CHALLENGE |
Select every line containing the word "author" from the material, and copy those lines.

RECORDS SUPPLIED |
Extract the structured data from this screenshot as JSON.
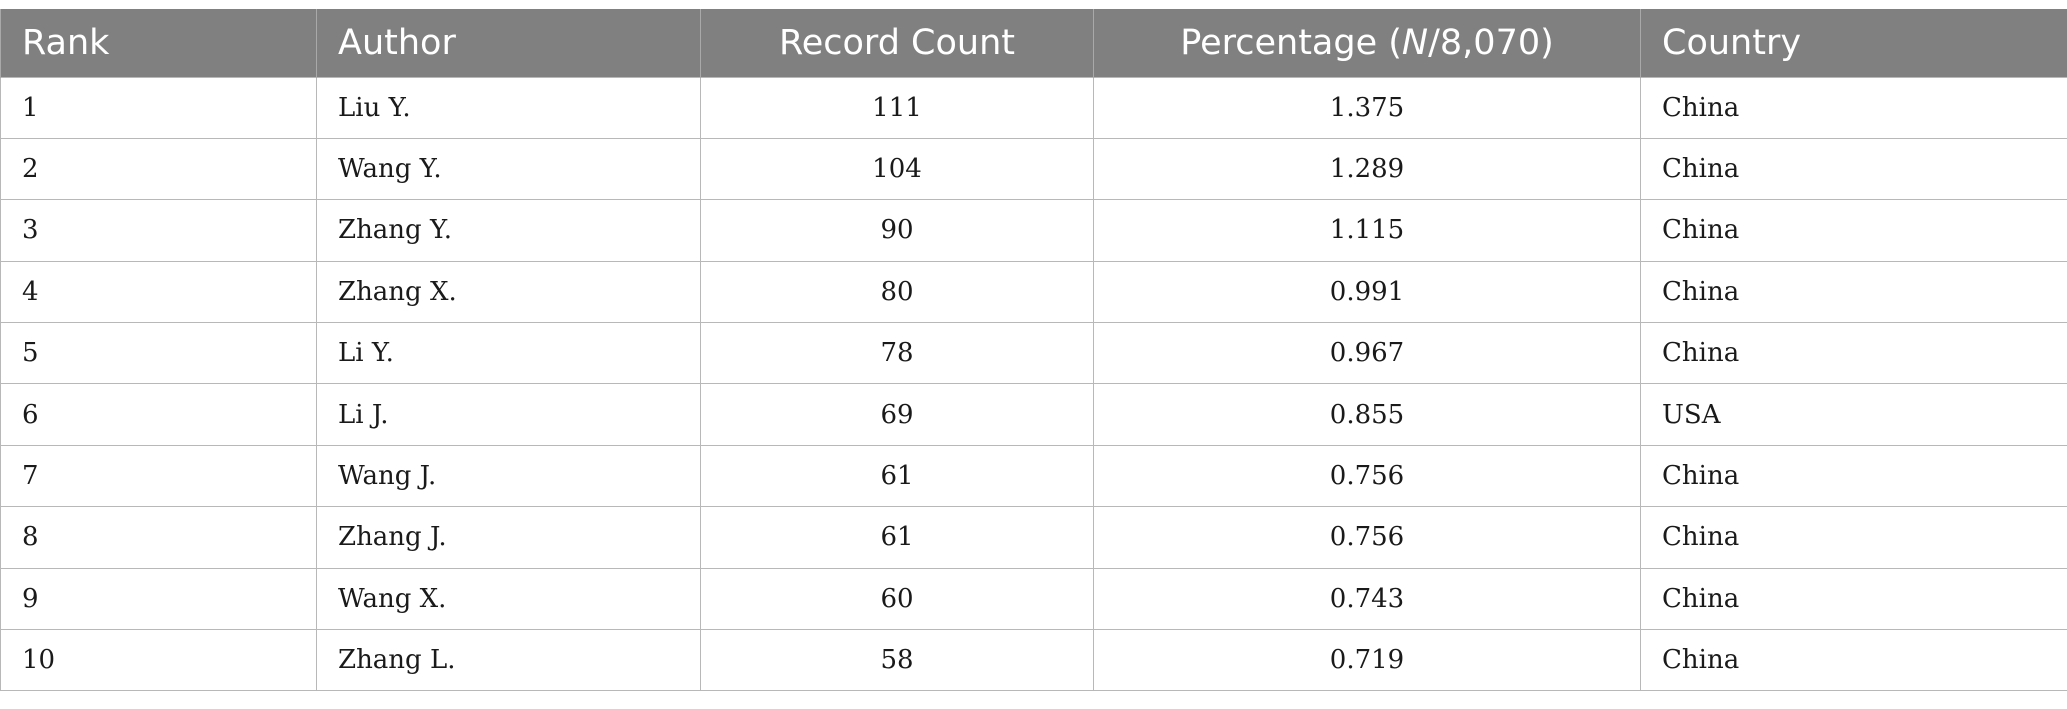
{
  "table": {
    "headers": {
      "rank": "Rank",
      "author": "Author",
      "count": "Record Count",
      "pct_prefix": "Percentage (",
      "pct_italic": "N",
      "pct_suffix": "/8,070)",
      "country": "Country"
    },
    "rows": [
      {
        "rank": "1",
        "author": "Liu Y.",
        "count": "111",
        "pct": "1.375",
        "country": "China"
      },
      {
        "rank": "2",
        "author": "Wang Y.",
        "count": "104",
        "pct": "1.289",
        "country": "China"
      },
      {
        "rank": "3",
        "author": "Zhang Y.",
        "count": "90",
        "pct": "1.115",
        "country": "China"
      },
      {
        "rank": "4",
        "author": "Zhang X.",
        "count": "80",
        "pct": "0.991",
        "country": "China"
      },
      {
        "rank": "5",
        "author": "Li Y.",
        "count": "78",
        "pct": "0.967",
        "country": "China"
      },
      {
        "rank": "6",
        "author": "Li J.",
        "count": "69",
        "pct": "0.855",
        "country": "USA"
      },
      {
        "rank": "7",
        "author": "Wang J.",
        "count": "61",
        "pct": "0.756",
        "country": "China"
      },
      {
        "rank": "8",
        "author": "Zhang J.",
        "count": "61",
        "pct": "0.756",
        "country": "China"
      },
      {
        "rank": "9",
        "author": "Wang X.",
        "count": "60",
        "pct": "0.743",
        "country": "China"
      },
      {
        "rank": "10",
        "author": "Zhang L.",
        "count": "58",
        "pct": "0.719",
        "country": "China"
      }
    ]
  },
  "colors": {
    "header_bg": "#808080",
    "header_text": "#ffffff",
    "grid": "#b8b8b8"
  }
}
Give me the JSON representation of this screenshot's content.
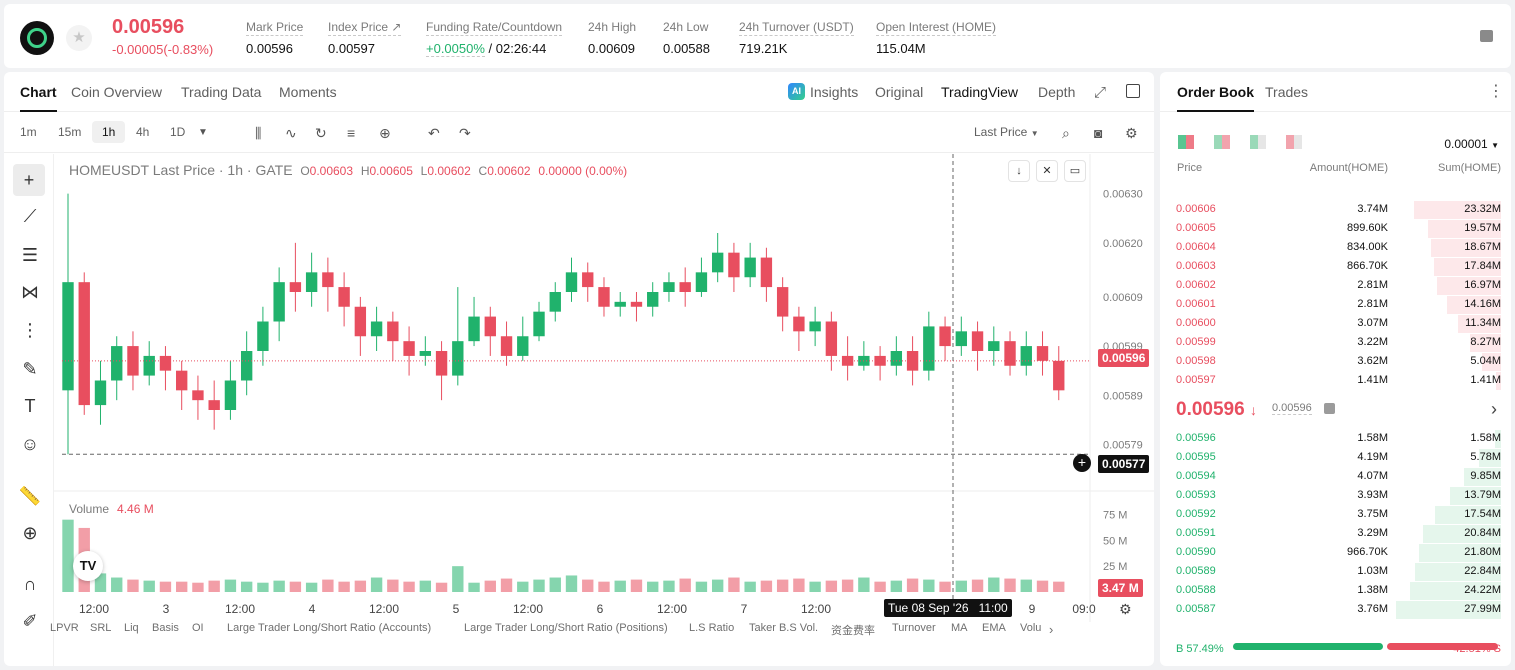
{
  "ticker": {
    "last_price": "0.00596",
    "change": "-0.00005(-0.83%)",
    "stats": [
      {
        "label": "Mark Price",
        "value": "0.00596"
      },
      {
        "label": "Index Price ↗",
        "value": "0.00597"
      },
      {
        "label": "Funding Rate/Countdown",
        "value_green": "+0.0050%",
        "value": " / 02:26:44"
      },
      {
        "label": "24h High",
        "value": "0.00609"
      },
      {
        "label": "24h Low",
        "value": "0.00588"
      },
      {
        "label": "24h Turnover (USDT)",
        "value": "719.21K"
      },
      {
        "label": "Open Interest (HOME)",
        "value": "115.04M"
      }
    ]
  },
  "chart_tabs": [
    "Chart",
    "Coin Overview",
    "Trading Data",
    "Moments"
  ],
  "view_tabs": [
    "Insights",
    "Original",
    "TradingView",
    "Depth"
  ],
  "ai_badge": "AI",
  "timeframes": [
    "1m",
    "15m",
    "1h",
    "4h",
    "1D"
  ],
  "price_type": "Last Price",
  "legend": {
    "symbol": "HOMEUSDT Last Price · 1h · GATE",
    "o_label": "O",
    "o": "0.00603",
    "h_label": "H",
    "h": "0.00605",
    "l_label": "L",
    "l": "0.00602",
    "c_label": "C",
    "c": "0.00602",
    "chg": "0.00000 (0.00%)"
  },
  "volume": {
    "label": "Volume",
    "value": "4.46 M"
  },
  "tags": {
    "last": "0.00596",
    "cursor": "0.00577",
    "volume": "3.47 M",
    "time": "Tue 08 Sep '26   11:00"
  },
  "indicators": [
    "LPVR",
    "SRL",
    "Liq",
    "Basis",
    "OI",
    "Large Trader Long/Short Ratio (Accounts)",
    "Large Trader Long/Short Ratio (Positions)",
    "L.S Ratio",
    "Taker B.S Vol.",
    "资金费率",
    "Turnover",
    "MA",
    "EMA",
    "Volu"
  ],
  "colors": {
    "up": "#20b26c",
    "down": "#e84e5f"
  },
  "chart_data": {
    "type": "candlestick",
    "title": "HOMEUSDT Last Price · 1h · GATE",
    "y_ticks": [
      "0.00630",
      "0.00620",
      "0.00609",
      "0.00599",
      "0.00589",
      "0.00579"
    ],
    "ylim": [
      0.00574,
      0.00634
    ],
    "x_ticks": [
      "12:00",
      "3",
      "12:00",
      "4",
      "12:00",
      "5",
      "12:00",
      "6",
      "12:00",
      "7",
      "12:00",
      "8",
      "9",
      "09:0"
    ],
    "volume_ticks": [
      "75 M",
      "50 M",
      "25 M"
    ],
    "last_price": 0.00596,
    "cursor_price": 0.00577,
    "candles": [
      [
        0.0059,
        0.00612,
        0.0063,
        0.00577
      ],
      [
        0.00612,
        0.00587,
        0.00614,
        0.00585
      ],
      [
        0.00587,
        0.00592,
        0.00596,
        0.00583
      ],
      [
        0.00592,
        0.00599,
        0.00601,
        0.00588
      ],
      [
        0.00599,
        0.00593,
        0.00602,
        0.0059
      ],
      [
        0.00593,
        0.00597,
        0.006,
        0.00591
      ],
      [
        0.00597,
        0.00594,
        0.00599,
        0.0059
      ],
      [
        0.00594,
        0.0059,
        0.00596,
        0.00586
      ],
      [
        0.0059,
        0.00588,
        0.00593,
        0.00584
      ],
      [
        0.00588,
        0.00586,
        0.00592,
        0.00582
      ],
      [
        0.00586,
        0.00592,
        0.00596,
        0.00584
      ],
      [
        0.00592,
        0.00598,
        0.00602,
        0.00589
      ],
      [
        0.00598,
        0.00604,
        0.00607,
        0.00595
      ],
      [
        0.00604,
        0.00612,
        0.00615,
        0.006
      ],
      [
        0.00612,
        0.0061,
        0.0062,
        0.00606
      ],
      [
        0.0061,
        0.00614,
        0.00618,
        0.00607
      ],
      [
        0.00614,
        0.00611,
        0.00617,
        0.00606
      ],
      [
        0.00611,
        0.00607,
        0.00614,
        0.00603
      ],
      [
        0.00607,
        0.00601,
        0.00609,
        0.00597
      ],
      [
        0.00601,
        0.00604,
        0.00607,
        0.00598
      ],
      [
        0.00604,
        0.006,
        0.00606,
        0.00596
      ],
      [
        0.006,
        0.00597,
        0.00603,
        0.00593
      ],
      [
        0.00597,
        0.00598,
        0.00601,
        0.00595
      ],
      [
        0.00598,
        0.00593,
        0.006,
        0.00588
      ],
      [
        0.00593,
        0.006,
        0.00611,
        0.00591
      ],
      [
        0.006,
        0.00605,
        0.00609,
        0.00599
      ],
      [
        0.00605,
        0.00601,
        0.00607,
        0.00597
      ],
      [
        0.00601,
        0.00597,
        0.00604,
        0.00595
      ],
      [
        0.00597,
        0.00601,
        0.00605,
        0.00596
      ],
      [
        0.00601,
        0.00606,
        0.00608,
        0.006
      ],
      [
        0.00606,
        0.0061,
        0.00612,
        0.00604
      ],
      [
        0.0061,
        0.00614,
        0.00617,
        0.00608
      ],
      [
        0.00614,
        0.00611,
        0.00616,
        0.00608
      ],
      [
        0.00611,
        0.00607,
        0.00613,
        0.00605
      ],
      [
        0.00607,
        0.00608,
        0.0061,
        0.00605
      ],
      [
        0.00608,
        0.00607,
        0.0061,
        0.00604
      ],
      [
        0.00607,
        0.0061,
        0.00612,
        0.00605
      ],
      [
        0.0061,
        0.00612,
        0.00614,
        0.00608
      ],
      [
        0.00612,
        0.0061,
        0.00615,
        0.00607
      ],
      [
        0.0061,
        0.00614,
        0.00617,
        0.00609
      ],
      [
        0.00614,
        0.00618,
        0.00622,
        0.00612
      ],
      [
        0.00618,
        0.00613,
        0.0062,
        0.0061
      ],
      [
        0.00613,
        0.00617,
        0.0062,
        0.00611
      ],
      [
        0.00617,
        0.00611,
        0.00619,
        0.00608
      ],
      [
        0.00611,
        0.00605,
        0.00613,
        0.00602
      ],
      [
        0.00605,
        0.00602,
        0.00607,
        0.00598
      ],
      [
        0.00602,
        0.00604,
        0.00607,
        0.00599
      ],
      [
        0.00604,
        0.00597,
        0.00606,
        0.00594
      ],
      [
        0.00597,
        0.00595,
        0.00601,
        0.00592
      ],
      [
        0.00595,
        0.00597,
        0.006,
        0.00594
      ],
      [
        0.00597,
        0.00595,
        0.00599,
        0.00592
      ],
      [
        0.00595,
        0.00598,
        0.00601,
        0.00593
      ],
      [
        0.00598,
        0.00594,
        0.00601,
        0.00591
      ],
      [
        0.00594,
        0.00603,
        0.00606,
        0.00592
      ],
      [
        0.00603,
        0.00599,
        0.00605,
        0.00596
      ],
      [
        0.00599,
        0.00602,
        0.00605,
        0.00597
      ],
      [
        0.00602,
        0.00598,
        0.00604,
        0.00594
      ],
      [
        0.00598,
        0.006,
        0.00603,
        0.00595
      ],
      [
        0.006,
        0.00595,
        0.00602,
        0.00593
      ],
      [
        0.00595,
        0.00599,
        0.00602,
        0.00593
      ],
      [
        0.00599,
        0.00596,
        0.00602,
        0.00593
      ],
      [
        0.00596,
        0.0059,
        0.00599,
        0.00588
      ]
    ],
    "volumes": [
      70,
      62,
      18,
      14,
      12,
      11,
      10,
      10,
      9,
      11,
      12,
      10,
      9,
      11,
      10,
      9,
      12,
      10,
      11,
      14,
      12,
      10,
      11,
      9,
      25,
      9,
      11,
      13,
      10,
      12,
      14,
      16,
      12,
      10,
      11,
      12,
      10,
      11,
      13,
      10,
      12,
      14,
      10,
      11,
      12,
      13,
      10,
      11,
      12,
      14,
      10,
      11,
      13,
      12,
      10,
      11,
      12,
      14,
      13,
      12,
      11,
      10
    ],
    "volume_ylim": [
      0,
      90
    ]
  },
  "orderbook": {
    "tabs": [
      "Order Book",
      "Trades"
    ],
    "precision": "0.00001",
    "headers": [
      "Price",
      "Amount(HOME)",
      "Sum(HOME)"
    ],
    "asks": [
      {
        "price": "0.00606",
        "amount": "3.74M",
        "sum": "23.32M",
        "depth": 0.83
      },
      {
        "price": "0.00605",
        "amount": "899.60K",
        "sum": "19.57M",
        "depth": 0.7
      },
      {
        "price": "0.00604",
        "amount": "834.00K",
        "sum": "18.67M",
        "depth": 0.67
      },
      {
        "price": "0.00603",
        "amount": "866.70K",
        "sum": "17.84M",
        "depth": 0.64
      },
      {
        "price": "0.00602",
        "amount": "2.81M",
        "sum": "16.97M",
        "depth": 0.61
      },
      {
        "price": "0.00601",
        "amount": "2.81M",
        "sum": "14.16M",
        "depth": 0.51
      },
      {
        "price": "0.00600",
        "amount": "3.07M",
        "sum": "11.34M",
        "depth": 0.41
      },
      {
        "price": "0.00599",
        "amount": "3.22M",
        "sum": "8.27M",
        "depth": 0.3
      },
      {
        "price": "0.00598",
        "amount": "3.62M",
        "sum": "5.04M",
        "depth": 0.18
      },
      {
        "price": "0.00597",
        "amount": "1.41M",
        "sum": "1.41M",
        "depth": 0.05
      }
    ],
    "mid_price": "0.00596",
    "mid_arrow": "↓",
    "mark_price": "0.00596",
    "bids": [
      {
        "price": "0.00596",
        "amount": "1.58M",
        "sum": "1.58M",
        "depth": 0.06
      },
      {
        "price": "0.00595",
        "amount": "4.19M",
        "sum": "5.78M",
        "depth": 0.21
      },
      {
        "price": "0.00594",
        "amount": "4.07M",
        "sum": "9.85M",
        "depth": 0.35
      },
      {
        "price": "0.00593",
        "amount": "3.93M",
        "sum": "13.79M",
        "depth": 0.49
      },
      {
        "price": "0.00592",
        "amount": "3.75M",
        "sum": "17.54M",
        "depth": 0.63
      },
      {
        "price": "0.00591",
        "amount": "3.29M",
        "sum": "20.84M",
        "depth": 0.74
      },
      {
        "price": "0.00590",
        "amount": "966.70K",
        "sum": "21.80M",
        "depth": 0.78
      },
      {
        "price": "0.00589",
        "amount": "1.03M",
        "sum": "22.84M",
        "depth": 0.82
      },
      {
        "price": "0.00588",
        "amount": "1.38M",
        "sum": "24.22M",
        "depth": 0.87
      },
      {
        "price": "0.00587",
        "amount": "3.76M",
        "sum": "27.99M",
        "depth": 1.0
      }
    ],
    "buy_ratio": "B 57.49%",
    "sell_ratio": "42.51% S",
    "buy_pct": 57.49
  }
}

RESULT OF THE TASK |
      "author": "Author",
        "author": "Liu Y.",
        "author": "Wang Y.",
        "author": "Zhang Y.",
        "author": "Zhang X.",
        "author": "Li Y.",
        "author": "Li J.",
        "author": "Wang J.",
        "author": "Zhang J.",
        "author": "Wang X.",
        "author": "Zhang L.",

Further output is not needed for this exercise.